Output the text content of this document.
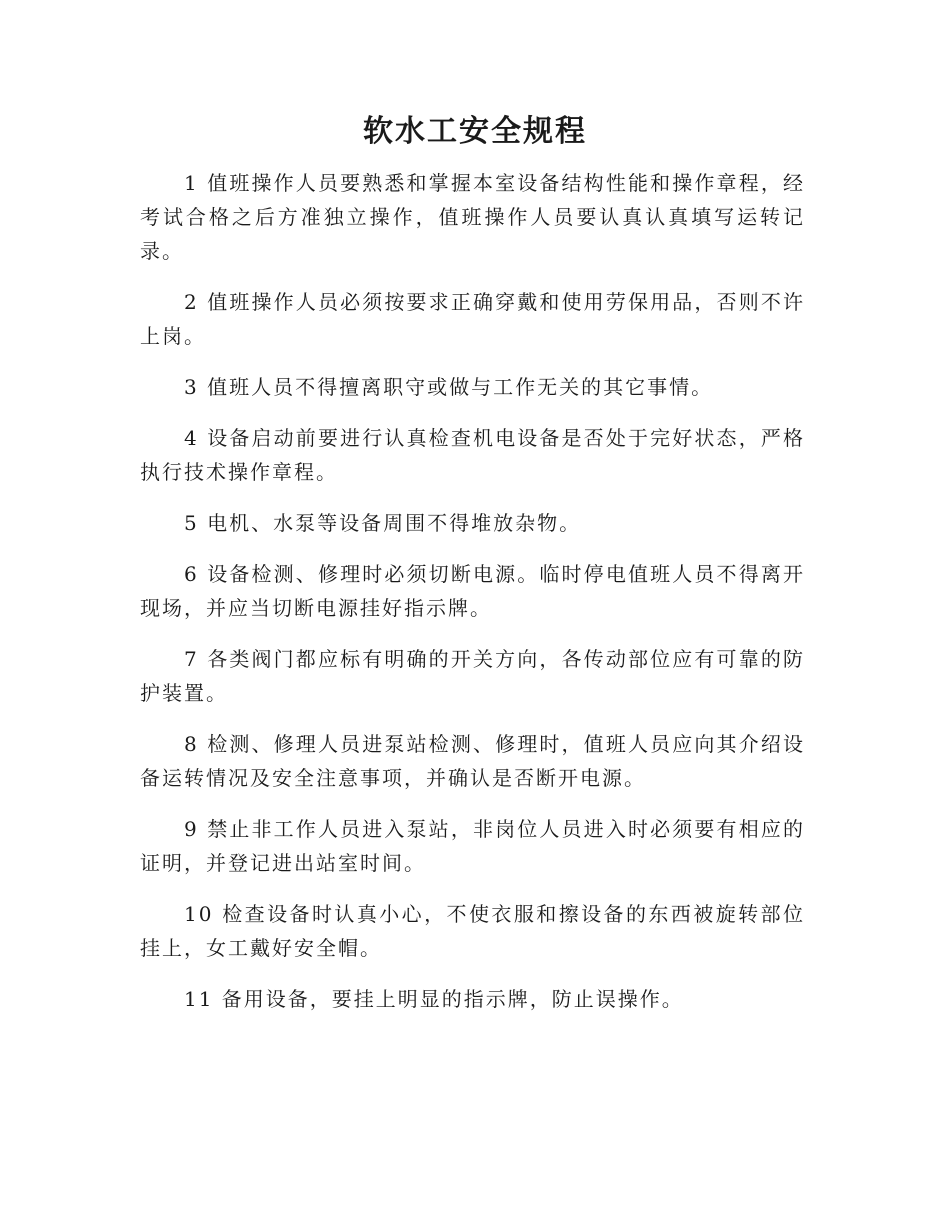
软水工安全规程

1 值班操作人员要熟悉和掌握本室设备结构性能和操作章程，经考试合格之后方准独立操作，值班操作人员要认真认真填写运转记录。

2 值班操作人员必须按要求正确穿戴和使用劳保用品，否则不许上岗。

3 值班人员不得擅离职守或做与工作无关的其它事情。

4 设备启动前要进行认真检查机电设备是否处于完好状态，严格执行技术操作章程。

5 电机、水泵等设备周围不得堆放杂物。

6 设备检测、修理时必须切断电源。临时停电值班人员不得离开现场，并应当切断电源挂好指示牌。

7 各类阀门都应标有明确的开关方向，各传动部位应有可靠的防护装置。

8 检测、修理人员进泵站检测、修理时，值班人员应向其介绍设备运转情况及安全注意事项，并确认是否断开电源。

9 禁止非工作人员进入泵站，非岗位人员进入时必须要有相应的证明，并登记进出站室时间。

10 检查设备时认真小心，不使衣服和擦设备的东西被旋转部位挂上，女工戴好安全帽。

11 备用设备，要挂上明显的指示牌，防止误操作。
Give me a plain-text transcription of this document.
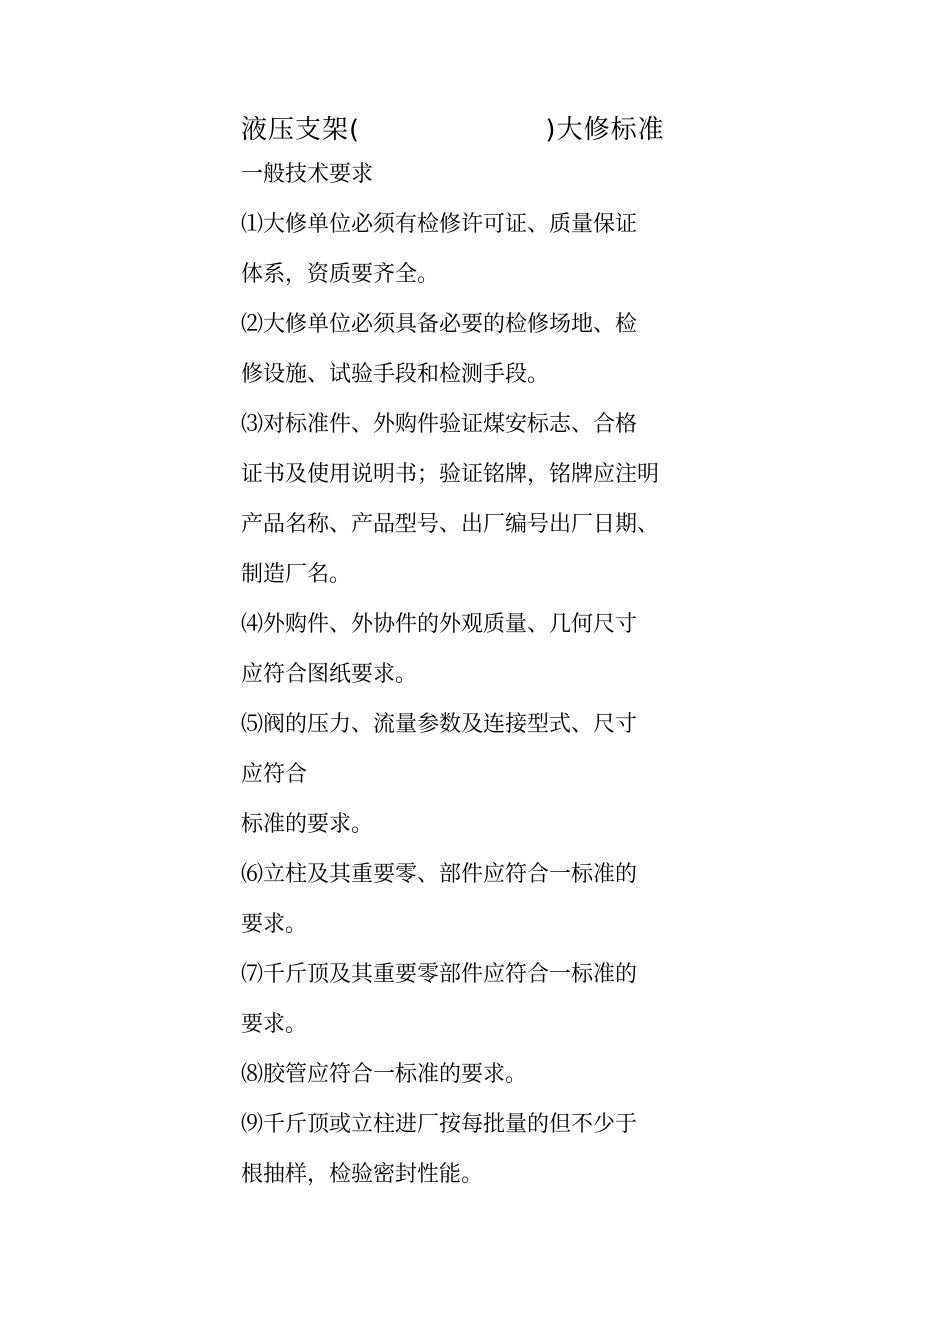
液压支架(                    )大修标准
一般技术要求
⑴大修单位必须有检修许可证、质量保证
体系，资质要齐全。
⑵大修单位必须具备必要的检修场地、检
修设施、试验手段和检测手段。
⑶对标准件、外购件验证煤安标志、合格
证书及使用说明书；验证铭牌，铭牌应注明
产品名称、产品型号、出厂编号出厂日期、
制造厂名。
⑷外购件、外协件的外观质量、几何尺寸
应符合图纸要求。
⑸阀的压力、流量参数及连接型式、尺寸
应符合
标准的要求。
⑹立柱及其重要零、部件应符合一标准的
要求。
⑺千斤顶及其重要零部件应符合一标准的
要求。
⑻胶管应符合一标准的要求。
⑼千斤顶或立柱进厂按每批量的但不少于
根抽样，检验密封性能。
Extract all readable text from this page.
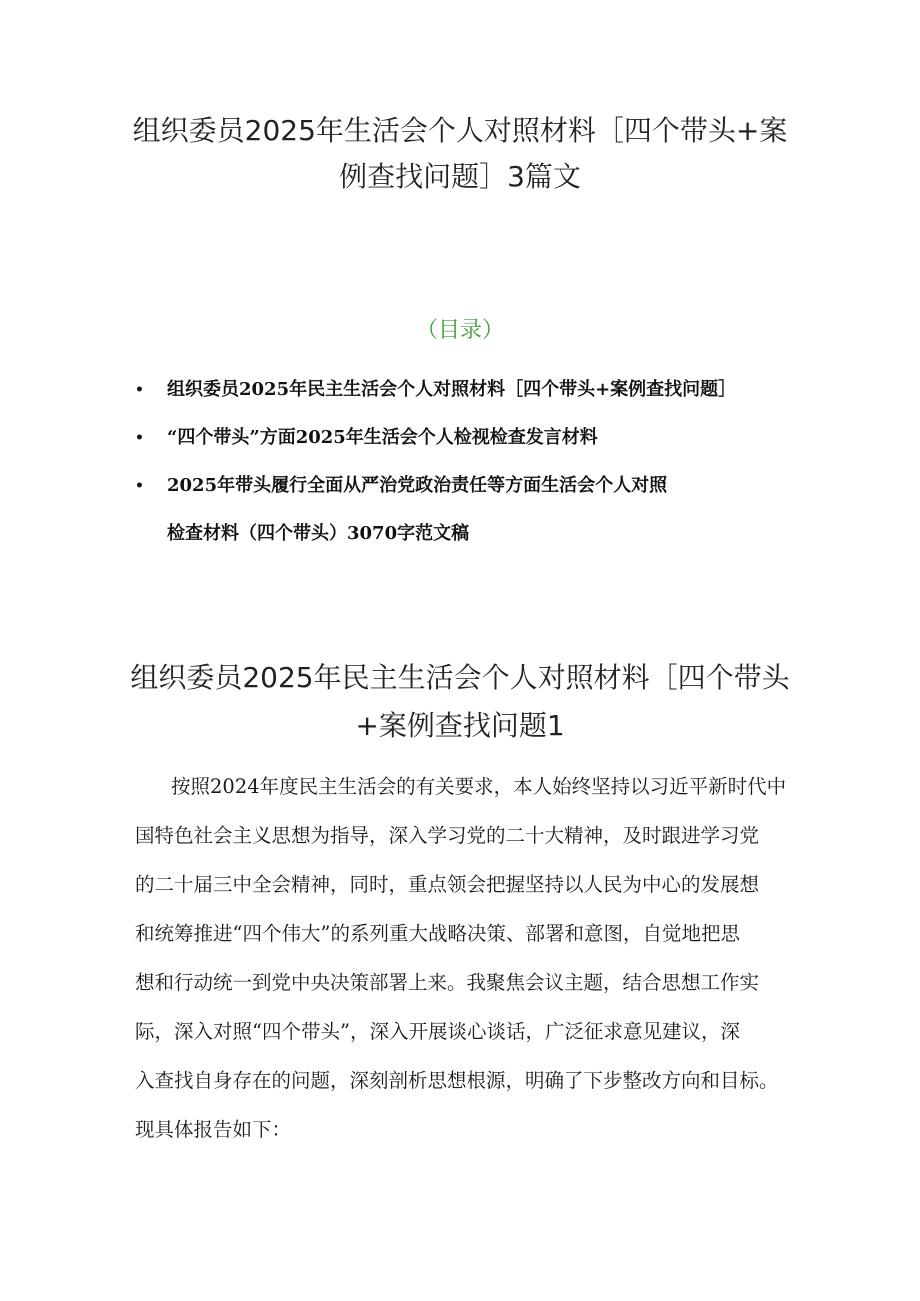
组织委员2025年生活会个人对照材料［四个带头+案
例查找问题］3篇文
（目录）
• 组织委员2025年民主生活会个人对照材料［四个带头+案例查找问题］
• “四个带头”方面2025年生活会个人检视检查发言材料
• 2025年带头履行全面从严治党政治责任等方面生活会个人对照
检查材料（四个带头）3070字范文稿
组织委员2025年民主生活会个人对照材料［四个带头
+案例查找问题1

按照2024年度民主生活会的有关要求，本人始终坚持以习近平新时代中
国特色社会主义思想为指导，深入学习党的二十大精神，及时跟进学习党
的二十届三中全会精神，同时，重点领会把握坚持以人民为中心的发展想
和统筹推进“四个伟大”的系列重大战略决策、部署和意图，自觉地把思
想和行动统一到党中央决策部署上来。我聚焦会议主题，结合思想工作实
际，深入对照“四个带头”，深入开展谈心谈话，广泛征求意见建议，深
入查找自身存在的问题，深刻剖析思想根源，明确了下步整改方向和目标。
现具体报告如下：
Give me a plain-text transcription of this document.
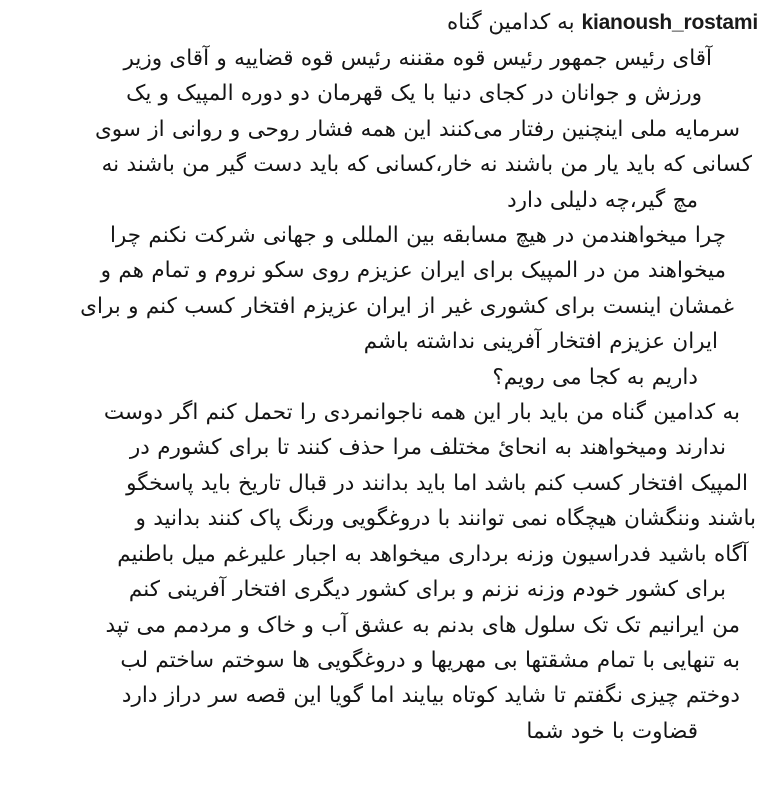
kianoush_rostami به کدامین گناه
آقای رئیس جمهور رئیس قوه مقننه رئیس قوه قضاییه و آقای وزیر
ورزش و جوانان در کجای دنیا با یک قهرمان دو دوره المپیک و یک
سرمایه ملی اینچنین رفتار می‌کنند این همه فشار روحی و روانی از سوی
کسانی که باید یار من باشند نه خار،کسانی که باید دست گیر من باشند نه
مچ گیر،چه دلیلی دارد
چرا میخواهندمن در هیچ مسابقه بین المللی و جهانی شرکت نکنم چرا
میخواهند من در المپیک برای ایران عزیزم روی سکو نروم و تمام هم و
غمشان اینست برای کشوری غیر از ایران عزیزم افتخار کسب کنم و برای
ایران عزیزم افتخار آفرینی نداشته باشم
داریم به کجا می رویم؟
به کدامین گناه من باید بار این همه ناجوانمردی را تحمل کنم اگر دوست
ندارند ومیخواهند به انحائ مختلف مرا حذف کنند تا برای کشورم در
المپیک افتخار کسب کنم باشد اما باید بدانند در قبال تاریخ باید پاسخگو
باشند وننگشان هیچگاه نمی توانند با دروغگویی ورنگ پاک کنند بدانید و
آگاه باشید فدراسیون وزنه برداری میخواهد به اجبار علیرغم میل باطنیم
برای کشور خودم وزنه نزنم و برای کشور دیگری افتخار آفرینی کنم
من ایرانیم تک تک سلول های بدنم به عشق آب و خاک و مردمم می تپد
به تنهایی با تمام مشقتها بی مهریها و دروغگویی ها سوختم ساختم لب
دوختم چیزی نگفتم تا شاید کوتاه بیایند اما گویا این قصه سر دراز دارد
قضاوت با خود شما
-*-*-
• _THE REQUEST_
Images do not belong in the copy; reproduce all other parts of the records above verbatim.

• _RESULT BELOW_
Output the text content of this document.
软水工安全规程

1 值班操作人员要熟悉和掌握本室设备结构性能和操作章程，经考试合格之后方准独立操作，值班操作人员要认真认真填写运转记录。

2 值班操作人员必须按要求正确穿戴和使用劳保用品，否则不许上岗。

3 值班人员不得擅离职守或做与工作无关的其它事情。

4 设备启动前要进行认真检查机电设备是否处于完好状态，严格执行技术操作章程。

5 电机、水泵等设备周围不得堆放杂物。

6 设备检测、修理时必须切断电源。临时停电值班人员不得离开现场，并应当切断电源挂好指示牌。

7 各类阀门都应标有明确的开关方向，各传动部位应有可靠的防护装置。

8 检测、修理人员进泵站检测、修理时，值班人员应向其介绍设备运转情况及安全注意事项，并确认是否断开电源。

9 禁止非工作人员进入泵站，非岗位人员进入时必须要有相应的证明，并登记进出站室时间。

10 检查设备时认真小心，不使衣服和擦设备的东西被旋转部位挂上，女工戴好安全帽。

11 备用设备，要挂上明显的指示牌，防止误操作。
Give me a plain-text transcription of this document.
液压支架(                    )大修标准
一般技术要求
⑴大修单位必须有检修许可证、质量保证
体系，资质要齐全。
⑵大修单位必须具备必要的检修场地、检
修设施、试验手段和检测手段。
⑶对标准件、外购件验证煤安标志、合格
证书及使用说明书；验证铭牌，铭牌应注明
产品名称、产品型号、出厂编号出厂日期、
制造厂名。
⑷外购件、外协件的外观质量、几何尺寸
应符合图纸要求。
⑸阀的压力、流量参数及连接型式、尺寸
应符合
标准的要求。
⑹立柱及其重要零、部件应符合一标准的
要求。
⑺千斤顶及其重要零部件应符合一标准的
要求。
⑻胶管应符合一标准的要求。
⑼千斤顶或立柱进厂按每批量的但不少于
根抽样，检验密封性能。
Extract all readable text from this page.
组织委员2025年生活会个人对照材料［四个带头+案
例查找问题］3篇文
（目录）
• 组织委员2025年民主生活会个人对照材料［四个带头+案例查找问题］
• “四个带头”方面2025年生活会个人检视检查发言材料
• 2025年带头履行全面从严治党政治责任等方面生活会个人对照
检查材料（四个带头）3070字范文稿
组织委员2025年民主生活会个人对照材料［四个带头
+案例查找问题1

按照2024年度民主生活会的有关要求，本人始终坚持以习近平新时代中
国特色社会主义思想为指导，深入学习党的二十大精神，及时跟进学习党
的二十届三中全会精神，同时，重点领会把握坚持以人民为中心的发展想
和统筹推进“四个伟大”的系列重大战略决策、部署和意图，自觉地把思
想和行动统一到党中央决策部署上来。我聚焦会议主题，结合思想工作实
际，深入对照“四个带头”，深入开展谈心谈话，广泛征求意见建议，深
入查找自身存在的问题，深刻剖析思想根源，明确了下步整改方向和目标。
现具体报告如下：
Give me a plain-text transcription of this document.
kianoush_rostami به کدامین گناه
آقای رئیس جمهور رئیس قوه مقننه رئیس قوه قضاییه و آقای وزیر
ورزش و جوانان در کجای دنیا با یک قهرمان دو دوره المپیک و یک
سرمایه ملی اینچنین رفتار می‌کنند این همه فشار روحی و روانی از سوی
کسانی که باید یار من باشند نه خار،کسانی که باید دست گیر من باشند نه
مچ گیر،چه دلیلی دارد
چرا میخواهندمن در هیچ مسابقه بین المللی و جهانی شرکت نکنم چرا
میخواهند من در المپیک برای ایران عزیزم روی سکو نروم و تمام هم و
غمشان اینست برای کشوری غیر از ایران عزیزم افتخار کسب کنم و برای
ایران عزیزم افتخار آفرینی نداشته باشم
داریم به کجا می رویم؟
به کدامین گناه من باید بار این همه ناجوانمردی را تحمل کنم اگر دوست
ندارند ومیخواهند به انحائ مختلف مرا حذف کنند تا برای کشورم در
المپیک افتخار کسب کنم باشد اما باید بدانند در قبال تاریخ باید پاسخگو
باشند وننگشان هیچگاه نمی توانند با دروغگویی ورنگ پاک کنند بدانید و
آگاه باشید فدراسیون وزنه برداری میخواهد به اجبار علیرغم میل باطنیم
برای کشور خودم وزنه نزنم و برای کشور دیگری افتخار آفرینی کنم
من ایرانیم تک تک سلول های بدنم به عشق آب و خاک و مردمم می تپد
به تنهایی با تمام مشقتها بی مهریها و دروغگویی ها سوختم ساختم لب
دوختم چیزی نگفتم تا شاید کوتاه بیایند اما گویا این قصه سر دراز دارد
قضاوت با خود شما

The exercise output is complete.